▸ SUPPLIED ENTRIES
###

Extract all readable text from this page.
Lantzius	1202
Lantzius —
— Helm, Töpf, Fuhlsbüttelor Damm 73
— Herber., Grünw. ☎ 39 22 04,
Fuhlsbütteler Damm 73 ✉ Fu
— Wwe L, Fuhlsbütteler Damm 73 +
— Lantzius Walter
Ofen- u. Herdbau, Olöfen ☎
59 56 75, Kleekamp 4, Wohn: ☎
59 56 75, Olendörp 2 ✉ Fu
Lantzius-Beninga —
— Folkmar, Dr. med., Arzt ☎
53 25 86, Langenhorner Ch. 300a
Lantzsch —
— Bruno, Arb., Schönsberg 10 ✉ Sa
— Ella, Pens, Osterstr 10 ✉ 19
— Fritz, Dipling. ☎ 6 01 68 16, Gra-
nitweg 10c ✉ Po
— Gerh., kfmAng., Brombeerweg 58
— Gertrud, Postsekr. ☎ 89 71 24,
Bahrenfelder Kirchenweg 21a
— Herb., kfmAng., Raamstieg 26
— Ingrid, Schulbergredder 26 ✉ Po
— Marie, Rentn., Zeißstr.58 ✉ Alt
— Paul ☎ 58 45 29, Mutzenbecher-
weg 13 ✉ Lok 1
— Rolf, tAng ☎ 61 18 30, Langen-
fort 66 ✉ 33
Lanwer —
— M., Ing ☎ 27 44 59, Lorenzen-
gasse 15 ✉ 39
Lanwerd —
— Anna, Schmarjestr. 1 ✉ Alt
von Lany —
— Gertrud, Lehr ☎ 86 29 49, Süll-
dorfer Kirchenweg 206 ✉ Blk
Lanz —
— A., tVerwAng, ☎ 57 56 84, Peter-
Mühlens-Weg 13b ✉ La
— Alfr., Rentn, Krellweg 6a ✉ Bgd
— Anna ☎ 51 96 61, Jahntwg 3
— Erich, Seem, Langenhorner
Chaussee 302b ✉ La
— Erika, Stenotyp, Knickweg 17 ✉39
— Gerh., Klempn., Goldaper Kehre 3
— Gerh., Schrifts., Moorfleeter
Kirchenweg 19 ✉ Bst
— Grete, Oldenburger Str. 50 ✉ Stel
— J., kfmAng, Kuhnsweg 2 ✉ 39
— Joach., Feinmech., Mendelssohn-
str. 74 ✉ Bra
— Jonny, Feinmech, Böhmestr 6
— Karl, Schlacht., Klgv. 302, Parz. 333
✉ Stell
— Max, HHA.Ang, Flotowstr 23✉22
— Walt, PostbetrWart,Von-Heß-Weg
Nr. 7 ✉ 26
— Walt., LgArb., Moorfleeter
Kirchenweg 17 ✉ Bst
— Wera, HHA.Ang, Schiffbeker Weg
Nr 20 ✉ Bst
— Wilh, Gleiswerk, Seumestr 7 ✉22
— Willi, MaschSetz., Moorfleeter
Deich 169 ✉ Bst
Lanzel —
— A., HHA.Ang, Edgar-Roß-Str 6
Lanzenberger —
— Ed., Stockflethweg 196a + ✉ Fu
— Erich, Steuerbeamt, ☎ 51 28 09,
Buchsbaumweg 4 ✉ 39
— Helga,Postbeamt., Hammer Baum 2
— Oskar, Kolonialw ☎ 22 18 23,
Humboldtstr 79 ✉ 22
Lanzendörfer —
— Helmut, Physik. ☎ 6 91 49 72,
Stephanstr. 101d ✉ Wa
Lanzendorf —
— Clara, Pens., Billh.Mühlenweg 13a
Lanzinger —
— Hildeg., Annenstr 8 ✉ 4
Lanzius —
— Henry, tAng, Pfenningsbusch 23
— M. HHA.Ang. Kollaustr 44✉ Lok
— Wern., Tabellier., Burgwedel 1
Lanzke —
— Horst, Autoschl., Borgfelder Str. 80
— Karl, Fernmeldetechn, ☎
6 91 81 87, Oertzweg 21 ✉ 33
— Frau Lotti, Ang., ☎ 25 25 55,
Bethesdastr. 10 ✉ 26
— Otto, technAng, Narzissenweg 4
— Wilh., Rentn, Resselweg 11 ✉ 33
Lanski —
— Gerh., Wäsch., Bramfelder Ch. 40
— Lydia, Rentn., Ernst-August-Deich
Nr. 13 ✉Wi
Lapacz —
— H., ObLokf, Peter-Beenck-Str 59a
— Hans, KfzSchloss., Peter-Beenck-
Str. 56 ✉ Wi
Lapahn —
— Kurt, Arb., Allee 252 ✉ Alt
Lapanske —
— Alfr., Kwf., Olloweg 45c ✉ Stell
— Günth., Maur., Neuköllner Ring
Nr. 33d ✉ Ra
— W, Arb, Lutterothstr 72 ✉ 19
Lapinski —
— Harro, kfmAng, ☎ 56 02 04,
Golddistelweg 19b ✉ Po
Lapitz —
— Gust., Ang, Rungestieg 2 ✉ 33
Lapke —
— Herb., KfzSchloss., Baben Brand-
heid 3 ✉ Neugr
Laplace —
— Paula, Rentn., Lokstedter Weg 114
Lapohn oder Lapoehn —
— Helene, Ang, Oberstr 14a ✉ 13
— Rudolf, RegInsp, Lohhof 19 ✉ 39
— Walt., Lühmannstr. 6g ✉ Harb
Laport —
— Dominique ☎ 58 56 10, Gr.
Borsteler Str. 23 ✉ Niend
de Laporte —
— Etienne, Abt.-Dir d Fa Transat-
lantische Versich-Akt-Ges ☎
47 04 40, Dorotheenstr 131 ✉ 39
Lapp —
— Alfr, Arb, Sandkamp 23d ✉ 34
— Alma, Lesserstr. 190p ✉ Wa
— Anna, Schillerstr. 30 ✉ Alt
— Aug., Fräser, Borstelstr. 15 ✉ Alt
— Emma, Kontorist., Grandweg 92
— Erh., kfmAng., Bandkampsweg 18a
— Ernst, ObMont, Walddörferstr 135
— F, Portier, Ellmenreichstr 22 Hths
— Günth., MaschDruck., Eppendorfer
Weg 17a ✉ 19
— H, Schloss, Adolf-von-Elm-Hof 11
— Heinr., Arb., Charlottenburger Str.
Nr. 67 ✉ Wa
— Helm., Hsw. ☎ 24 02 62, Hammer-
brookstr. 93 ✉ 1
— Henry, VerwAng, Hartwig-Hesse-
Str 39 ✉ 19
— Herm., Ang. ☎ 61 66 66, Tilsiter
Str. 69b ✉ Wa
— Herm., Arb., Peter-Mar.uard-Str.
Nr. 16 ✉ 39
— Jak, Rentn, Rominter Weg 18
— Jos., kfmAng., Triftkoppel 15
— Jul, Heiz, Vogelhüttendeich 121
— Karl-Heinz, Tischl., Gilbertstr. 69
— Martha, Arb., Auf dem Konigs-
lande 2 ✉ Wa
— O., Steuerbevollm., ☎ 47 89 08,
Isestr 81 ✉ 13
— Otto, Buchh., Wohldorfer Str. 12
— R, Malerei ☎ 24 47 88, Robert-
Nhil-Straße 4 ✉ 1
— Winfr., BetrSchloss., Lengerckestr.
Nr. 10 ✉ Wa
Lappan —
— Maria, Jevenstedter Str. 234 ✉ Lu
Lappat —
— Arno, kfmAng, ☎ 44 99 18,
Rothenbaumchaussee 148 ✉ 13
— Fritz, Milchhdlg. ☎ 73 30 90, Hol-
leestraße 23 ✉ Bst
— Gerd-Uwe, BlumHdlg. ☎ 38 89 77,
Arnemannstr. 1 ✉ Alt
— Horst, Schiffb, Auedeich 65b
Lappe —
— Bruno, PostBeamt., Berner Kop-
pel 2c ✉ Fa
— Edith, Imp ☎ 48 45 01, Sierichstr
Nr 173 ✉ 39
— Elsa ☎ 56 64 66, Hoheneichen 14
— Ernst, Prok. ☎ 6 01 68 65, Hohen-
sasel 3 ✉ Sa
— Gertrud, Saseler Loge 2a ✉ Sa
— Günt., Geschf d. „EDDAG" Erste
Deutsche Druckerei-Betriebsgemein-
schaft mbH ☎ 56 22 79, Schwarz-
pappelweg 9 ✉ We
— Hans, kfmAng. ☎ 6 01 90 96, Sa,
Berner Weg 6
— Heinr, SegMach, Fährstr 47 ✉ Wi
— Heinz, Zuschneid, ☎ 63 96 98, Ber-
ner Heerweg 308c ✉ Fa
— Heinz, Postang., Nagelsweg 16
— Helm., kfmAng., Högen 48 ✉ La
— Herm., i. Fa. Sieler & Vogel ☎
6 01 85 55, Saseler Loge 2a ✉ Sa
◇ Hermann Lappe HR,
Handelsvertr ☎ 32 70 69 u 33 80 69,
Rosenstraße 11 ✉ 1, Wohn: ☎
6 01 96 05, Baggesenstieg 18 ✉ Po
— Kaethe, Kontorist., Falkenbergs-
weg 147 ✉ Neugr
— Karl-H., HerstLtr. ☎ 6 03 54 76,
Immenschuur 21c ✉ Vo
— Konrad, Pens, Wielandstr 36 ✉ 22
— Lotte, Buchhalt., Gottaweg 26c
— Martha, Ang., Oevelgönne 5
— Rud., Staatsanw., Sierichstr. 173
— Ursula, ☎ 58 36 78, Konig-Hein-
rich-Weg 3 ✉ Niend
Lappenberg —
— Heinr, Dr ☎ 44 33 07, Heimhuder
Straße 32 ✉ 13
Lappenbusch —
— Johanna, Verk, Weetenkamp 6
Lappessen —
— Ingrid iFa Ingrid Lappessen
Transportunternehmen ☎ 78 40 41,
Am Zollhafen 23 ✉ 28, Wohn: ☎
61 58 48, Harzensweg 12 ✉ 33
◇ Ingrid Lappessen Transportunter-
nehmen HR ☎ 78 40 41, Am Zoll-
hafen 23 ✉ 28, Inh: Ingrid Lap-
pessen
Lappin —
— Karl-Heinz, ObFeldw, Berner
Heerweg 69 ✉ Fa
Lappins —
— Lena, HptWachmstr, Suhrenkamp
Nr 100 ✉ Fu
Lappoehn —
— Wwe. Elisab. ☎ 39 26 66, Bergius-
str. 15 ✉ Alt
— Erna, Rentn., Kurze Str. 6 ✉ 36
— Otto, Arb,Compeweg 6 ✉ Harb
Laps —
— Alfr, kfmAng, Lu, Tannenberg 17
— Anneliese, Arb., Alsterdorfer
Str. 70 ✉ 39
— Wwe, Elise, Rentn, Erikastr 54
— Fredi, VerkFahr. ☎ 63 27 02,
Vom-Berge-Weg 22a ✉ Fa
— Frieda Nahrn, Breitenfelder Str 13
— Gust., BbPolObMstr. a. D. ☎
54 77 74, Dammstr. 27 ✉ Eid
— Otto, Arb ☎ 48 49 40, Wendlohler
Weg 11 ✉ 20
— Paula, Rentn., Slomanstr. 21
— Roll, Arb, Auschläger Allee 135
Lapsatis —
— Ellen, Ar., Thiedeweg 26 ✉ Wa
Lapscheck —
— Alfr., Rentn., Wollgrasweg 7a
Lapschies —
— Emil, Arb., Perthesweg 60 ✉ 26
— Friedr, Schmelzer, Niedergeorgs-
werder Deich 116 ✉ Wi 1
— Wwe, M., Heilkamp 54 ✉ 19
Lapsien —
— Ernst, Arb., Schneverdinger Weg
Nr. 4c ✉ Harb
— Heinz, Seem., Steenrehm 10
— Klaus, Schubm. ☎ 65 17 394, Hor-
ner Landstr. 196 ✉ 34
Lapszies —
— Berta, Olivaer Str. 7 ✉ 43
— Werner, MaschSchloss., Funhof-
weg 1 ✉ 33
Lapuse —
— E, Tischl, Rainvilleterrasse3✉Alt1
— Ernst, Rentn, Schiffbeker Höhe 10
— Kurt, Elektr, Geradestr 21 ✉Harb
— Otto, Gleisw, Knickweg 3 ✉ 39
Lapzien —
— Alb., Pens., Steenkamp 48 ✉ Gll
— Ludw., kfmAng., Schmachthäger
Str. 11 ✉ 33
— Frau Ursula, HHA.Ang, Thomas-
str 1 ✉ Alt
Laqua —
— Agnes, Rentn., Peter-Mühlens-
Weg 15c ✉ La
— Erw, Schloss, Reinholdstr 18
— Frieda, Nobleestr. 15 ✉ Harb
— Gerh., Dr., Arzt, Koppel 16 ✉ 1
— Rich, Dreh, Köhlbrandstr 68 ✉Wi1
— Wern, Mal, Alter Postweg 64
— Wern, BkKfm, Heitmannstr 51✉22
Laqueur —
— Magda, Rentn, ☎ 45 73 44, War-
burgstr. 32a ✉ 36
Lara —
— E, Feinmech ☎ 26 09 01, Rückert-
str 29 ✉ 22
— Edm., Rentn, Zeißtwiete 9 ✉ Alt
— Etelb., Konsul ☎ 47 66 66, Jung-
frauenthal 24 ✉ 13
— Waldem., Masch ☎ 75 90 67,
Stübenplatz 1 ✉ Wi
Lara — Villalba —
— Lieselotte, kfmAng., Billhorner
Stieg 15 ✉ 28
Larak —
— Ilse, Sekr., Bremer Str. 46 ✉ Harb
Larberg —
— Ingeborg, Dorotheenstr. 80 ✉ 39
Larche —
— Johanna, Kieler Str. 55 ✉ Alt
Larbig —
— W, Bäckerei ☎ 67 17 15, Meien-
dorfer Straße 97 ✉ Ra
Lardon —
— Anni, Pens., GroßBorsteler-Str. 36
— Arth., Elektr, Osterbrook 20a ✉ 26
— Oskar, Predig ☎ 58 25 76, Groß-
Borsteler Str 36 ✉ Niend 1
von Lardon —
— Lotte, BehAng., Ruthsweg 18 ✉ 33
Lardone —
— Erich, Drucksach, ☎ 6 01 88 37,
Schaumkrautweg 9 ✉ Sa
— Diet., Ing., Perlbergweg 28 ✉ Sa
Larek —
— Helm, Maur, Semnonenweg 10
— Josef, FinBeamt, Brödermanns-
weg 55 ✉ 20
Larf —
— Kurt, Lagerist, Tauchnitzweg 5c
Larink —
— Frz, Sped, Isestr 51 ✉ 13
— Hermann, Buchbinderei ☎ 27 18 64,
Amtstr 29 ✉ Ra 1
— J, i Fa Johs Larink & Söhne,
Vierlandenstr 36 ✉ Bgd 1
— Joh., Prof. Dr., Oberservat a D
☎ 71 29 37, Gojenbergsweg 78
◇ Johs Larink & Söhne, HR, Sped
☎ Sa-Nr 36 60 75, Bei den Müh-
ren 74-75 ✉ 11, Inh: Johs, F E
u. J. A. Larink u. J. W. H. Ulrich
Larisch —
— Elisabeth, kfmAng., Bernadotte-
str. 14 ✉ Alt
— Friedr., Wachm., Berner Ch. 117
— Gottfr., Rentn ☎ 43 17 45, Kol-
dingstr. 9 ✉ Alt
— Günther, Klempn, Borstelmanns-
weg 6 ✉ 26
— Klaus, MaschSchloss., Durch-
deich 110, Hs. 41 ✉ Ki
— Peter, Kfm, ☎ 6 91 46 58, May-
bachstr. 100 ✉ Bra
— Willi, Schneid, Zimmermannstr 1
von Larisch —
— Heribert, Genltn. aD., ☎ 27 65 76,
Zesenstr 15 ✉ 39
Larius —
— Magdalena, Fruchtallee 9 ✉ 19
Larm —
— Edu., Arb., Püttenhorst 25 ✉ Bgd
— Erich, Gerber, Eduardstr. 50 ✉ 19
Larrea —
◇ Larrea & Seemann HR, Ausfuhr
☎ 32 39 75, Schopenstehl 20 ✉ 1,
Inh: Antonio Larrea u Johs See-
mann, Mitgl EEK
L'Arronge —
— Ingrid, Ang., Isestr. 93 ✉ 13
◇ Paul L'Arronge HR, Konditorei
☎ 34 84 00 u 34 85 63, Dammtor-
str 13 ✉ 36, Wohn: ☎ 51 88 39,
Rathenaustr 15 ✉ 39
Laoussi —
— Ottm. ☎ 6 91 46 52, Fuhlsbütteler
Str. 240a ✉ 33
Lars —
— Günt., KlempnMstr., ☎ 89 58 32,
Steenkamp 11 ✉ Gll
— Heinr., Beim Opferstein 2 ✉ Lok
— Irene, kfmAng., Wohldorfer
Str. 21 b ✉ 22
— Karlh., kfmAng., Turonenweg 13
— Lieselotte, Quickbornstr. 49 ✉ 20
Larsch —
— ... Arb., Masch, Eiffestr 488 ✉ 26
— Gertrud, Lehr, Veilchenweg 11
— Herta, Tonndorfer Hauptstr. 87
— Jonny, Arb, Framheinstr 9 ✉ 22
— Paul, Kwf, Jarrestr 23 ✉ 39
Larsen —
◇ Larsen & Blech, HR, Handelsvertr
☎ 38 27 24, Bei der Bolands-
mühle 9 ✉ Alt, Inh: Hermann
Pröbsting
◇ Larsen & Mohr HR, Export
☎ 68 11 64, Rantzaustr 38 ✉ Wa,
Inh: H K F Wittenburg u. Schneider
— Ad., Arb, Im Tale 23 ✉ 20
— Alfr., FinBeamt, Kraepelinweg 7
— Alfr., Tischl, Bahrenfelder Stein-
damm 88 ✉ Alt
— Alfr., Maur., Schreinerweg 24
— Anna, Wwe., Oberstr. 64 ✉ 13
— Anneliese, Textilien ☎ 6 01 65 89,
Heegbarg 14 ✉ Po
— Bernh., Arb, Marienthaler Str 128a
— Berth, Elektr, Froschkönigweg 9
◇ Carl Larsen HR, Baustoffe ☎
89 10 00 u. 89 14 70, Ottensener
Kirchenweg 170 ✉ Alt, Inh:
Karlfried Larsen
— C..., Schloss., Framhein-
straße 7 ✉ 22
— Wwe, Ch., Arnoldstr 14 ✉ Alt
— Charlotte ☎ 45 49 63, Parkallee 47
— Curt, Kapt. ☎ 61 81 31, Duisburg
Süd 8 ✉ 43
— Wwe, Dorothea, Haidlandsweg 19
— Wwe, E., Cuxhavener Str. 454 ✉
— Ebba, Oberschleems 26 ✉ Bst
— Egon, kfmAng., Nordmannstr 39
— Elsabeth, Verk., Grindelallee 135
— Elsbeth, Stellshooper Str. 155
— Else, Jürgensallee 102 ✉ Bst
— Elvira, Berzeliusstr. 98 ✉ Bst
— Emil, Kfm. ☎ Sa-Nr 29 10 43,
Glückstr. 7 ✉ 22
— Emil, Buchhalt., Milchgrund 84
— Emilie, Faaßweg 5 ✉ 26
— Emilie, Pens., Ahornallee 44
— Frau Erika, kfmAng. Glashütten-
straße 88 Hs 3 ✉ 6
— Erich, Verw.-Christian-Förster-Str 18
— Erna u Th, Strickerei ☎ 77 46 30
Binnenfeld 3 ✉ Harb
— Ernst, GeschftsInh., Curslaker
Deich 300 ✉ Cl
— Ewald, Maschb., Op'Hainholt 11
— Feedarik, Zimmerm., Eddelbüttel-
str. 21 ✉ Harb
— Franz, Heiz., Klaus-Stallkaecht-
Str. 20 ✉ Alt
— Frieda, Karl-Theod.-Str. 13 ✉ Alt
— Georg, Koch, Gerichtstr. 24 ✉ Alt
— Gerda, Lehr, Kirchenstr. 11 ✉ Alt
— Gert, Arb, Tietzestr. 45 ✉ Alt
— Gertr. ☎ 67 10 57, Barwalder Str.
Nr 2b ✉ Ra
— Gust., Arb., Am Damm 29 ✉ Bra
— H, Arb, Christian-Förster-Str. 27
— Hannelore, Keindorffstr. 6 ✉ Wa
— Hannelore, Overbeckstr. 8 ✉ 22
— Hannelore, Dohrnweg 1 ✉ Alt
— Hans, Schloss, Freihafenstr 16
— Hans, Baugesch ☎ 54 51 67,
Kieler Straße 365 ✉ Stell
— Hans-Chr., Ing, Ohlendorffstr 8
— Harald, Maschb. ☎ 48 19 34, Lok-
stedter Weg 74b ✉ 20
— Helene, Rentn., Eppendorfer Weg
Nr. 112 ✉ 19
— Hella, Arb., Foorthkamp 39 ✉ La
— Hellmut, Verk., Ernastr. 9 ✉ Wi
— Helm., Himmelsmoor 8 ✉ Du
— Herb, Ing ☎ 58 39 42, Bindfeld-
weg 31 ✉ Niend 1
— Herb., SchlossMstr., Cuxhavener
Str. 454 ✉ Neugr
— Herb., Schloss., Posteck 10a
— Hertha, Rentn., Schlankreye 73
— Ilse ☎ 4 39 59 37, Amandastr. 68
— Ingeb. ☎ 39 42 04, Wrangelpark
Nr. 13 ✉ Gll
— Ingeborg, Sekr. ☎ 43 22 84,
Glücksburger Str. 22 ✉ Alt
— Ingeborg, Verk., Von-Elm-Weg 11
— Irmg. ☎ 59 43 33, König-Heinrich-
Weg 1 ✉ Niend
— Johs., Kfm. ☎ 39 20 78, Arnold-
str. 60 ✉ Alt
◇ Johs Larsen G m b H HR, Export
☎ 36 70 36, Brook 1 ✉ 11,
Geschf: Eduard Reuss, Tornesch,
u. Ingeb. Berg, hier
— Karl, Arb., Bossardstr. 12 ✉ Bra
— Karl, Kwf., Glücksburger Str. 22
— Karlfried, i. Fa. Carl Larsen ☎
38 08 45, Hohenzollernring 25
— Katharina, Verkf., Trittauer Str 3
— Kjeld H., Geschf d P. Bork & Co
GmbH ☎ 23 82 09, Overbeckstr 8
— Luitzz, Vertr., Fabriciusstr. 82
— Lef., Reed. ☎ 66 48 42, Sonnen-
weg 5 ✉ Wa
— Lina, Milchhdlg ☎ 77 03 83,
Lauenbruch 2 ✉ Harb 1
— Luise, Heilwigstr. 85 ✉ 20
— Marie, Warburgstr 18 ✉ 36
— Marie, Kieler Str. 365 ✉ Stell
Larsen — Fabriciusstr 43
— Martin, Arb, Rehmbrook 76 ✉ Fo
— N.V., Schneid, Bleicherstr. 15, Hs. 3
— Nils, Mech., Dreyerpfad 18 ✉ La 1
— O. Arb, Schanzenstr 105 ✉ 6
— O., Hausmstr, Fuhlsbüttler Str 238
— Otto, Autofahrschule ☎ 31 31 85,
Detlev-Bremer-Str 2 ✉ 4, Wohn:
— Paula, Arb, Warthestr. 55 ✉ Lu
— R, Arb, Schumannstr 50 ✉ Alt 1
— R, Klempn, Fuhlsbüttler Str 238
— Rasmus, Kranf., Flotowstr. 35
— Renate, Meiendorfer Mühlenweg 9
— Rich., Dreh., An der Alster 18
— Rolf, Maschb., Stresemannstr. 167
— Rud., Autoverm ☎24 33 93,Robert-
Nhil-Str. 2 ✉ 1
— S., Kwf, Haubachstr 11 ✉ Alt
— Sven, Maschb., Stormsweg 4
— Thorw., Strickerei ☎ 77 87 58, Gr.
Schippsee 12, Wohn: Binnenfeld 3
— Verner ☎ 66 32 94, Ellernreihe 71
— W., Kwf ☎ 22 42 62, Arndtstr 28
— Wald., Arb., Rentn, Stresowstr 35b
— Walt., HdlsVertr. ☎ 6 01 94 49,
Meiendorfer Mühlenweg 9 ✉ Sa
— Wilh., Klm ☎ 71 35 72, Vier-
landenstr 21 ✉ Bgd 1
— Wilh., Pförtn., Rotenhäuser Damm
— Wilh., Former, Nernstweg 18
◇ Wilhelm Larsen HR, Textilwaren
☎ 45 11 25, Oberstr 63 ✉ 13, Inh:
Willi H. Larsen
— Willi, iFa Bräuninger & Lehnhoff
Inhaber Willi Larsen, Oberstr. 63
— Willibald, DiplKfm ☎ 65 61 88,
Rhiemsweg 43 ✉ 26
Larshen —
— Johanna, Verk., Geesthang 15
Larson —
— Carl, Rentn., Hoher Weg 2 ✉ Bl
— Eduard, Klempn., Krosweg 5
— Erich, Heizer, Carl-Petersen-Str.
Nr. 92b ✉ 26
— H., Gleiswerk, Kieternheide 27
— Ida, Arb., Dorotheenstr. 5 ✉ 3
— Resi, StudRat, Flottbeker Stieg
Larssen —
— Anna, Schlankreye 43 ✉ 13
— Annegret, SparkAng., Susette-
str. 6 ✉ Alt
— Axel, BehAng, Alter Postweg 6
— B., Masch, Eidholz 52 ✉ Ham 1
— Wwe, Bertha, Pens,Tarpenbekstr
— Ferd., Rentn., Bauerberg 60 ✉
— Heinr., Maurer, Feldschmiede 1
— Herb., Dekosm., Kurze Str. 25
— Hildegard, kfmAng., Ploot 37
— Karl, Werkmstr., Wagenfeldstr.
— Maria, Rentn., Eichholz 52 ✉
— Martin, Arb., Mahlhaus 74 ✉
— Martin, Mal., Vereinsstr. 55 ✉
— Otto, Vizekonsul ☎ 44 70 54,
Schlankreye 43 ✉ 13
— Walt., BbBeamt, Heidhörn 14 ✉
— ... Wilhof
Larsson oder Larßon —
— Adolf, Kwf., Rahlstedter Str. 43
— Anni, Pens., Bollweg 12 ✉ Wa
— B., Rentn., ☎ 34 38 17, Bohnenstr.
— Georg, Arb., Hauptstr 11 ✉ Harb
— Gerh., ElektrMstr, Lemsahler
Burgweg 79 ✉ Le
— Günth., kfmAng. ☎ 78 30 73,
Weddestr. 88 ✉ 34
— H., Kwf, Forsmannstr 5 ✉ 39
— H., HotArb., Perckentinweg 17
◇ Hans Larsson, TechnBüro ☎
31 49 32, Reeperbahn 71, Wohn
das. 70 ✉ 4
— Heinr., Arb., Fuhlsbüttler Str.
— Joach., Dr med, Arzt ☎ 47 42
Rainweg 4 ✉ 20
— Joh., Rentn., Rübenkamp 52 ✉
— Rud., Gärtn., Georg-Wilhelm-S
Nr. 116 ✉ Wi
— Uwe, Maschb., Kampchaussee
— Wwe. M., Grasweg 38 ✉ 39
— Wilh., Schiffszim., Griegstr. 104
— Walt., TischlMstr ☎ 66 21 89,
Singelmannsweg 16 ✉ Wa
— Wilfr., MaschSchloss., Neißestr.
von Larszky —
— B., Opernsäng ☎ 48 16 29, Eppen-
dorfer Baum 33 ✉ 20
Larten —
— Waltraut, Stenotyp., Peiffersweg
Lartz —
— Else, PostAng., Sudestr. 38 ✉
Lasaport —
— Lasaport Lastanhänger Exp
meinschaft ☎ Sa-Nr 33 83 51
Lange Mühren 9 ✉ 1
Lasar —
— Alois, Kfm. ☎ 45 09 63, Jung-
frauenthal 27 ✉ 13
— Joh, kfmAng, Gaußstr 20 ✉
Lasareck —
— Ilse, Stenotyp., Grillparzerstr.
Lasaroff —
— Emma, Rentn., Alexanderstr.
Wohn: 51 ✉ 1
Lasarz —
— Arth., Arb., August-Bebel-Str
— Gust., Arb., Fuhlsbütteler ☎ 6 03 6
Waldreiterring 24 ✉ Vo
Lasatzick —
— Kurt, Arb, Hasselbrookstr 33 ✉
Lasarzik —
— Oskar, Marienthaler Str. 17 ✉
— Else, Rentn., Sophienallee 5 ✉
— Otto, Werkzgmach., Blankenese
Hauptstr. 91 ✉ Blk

###

▸ TASK REQUIREMENTS
Show the lines where the word "Ilse" appears in the entries.

▸ RESULT OF THE TASK
— Ilse, Sekr., Bremer Str. 46 ✉ Harb
— Ilse ☎ 4 39 59 37, Amandastr. 68
— Ilse, Stenotyp., Grillparzerstr.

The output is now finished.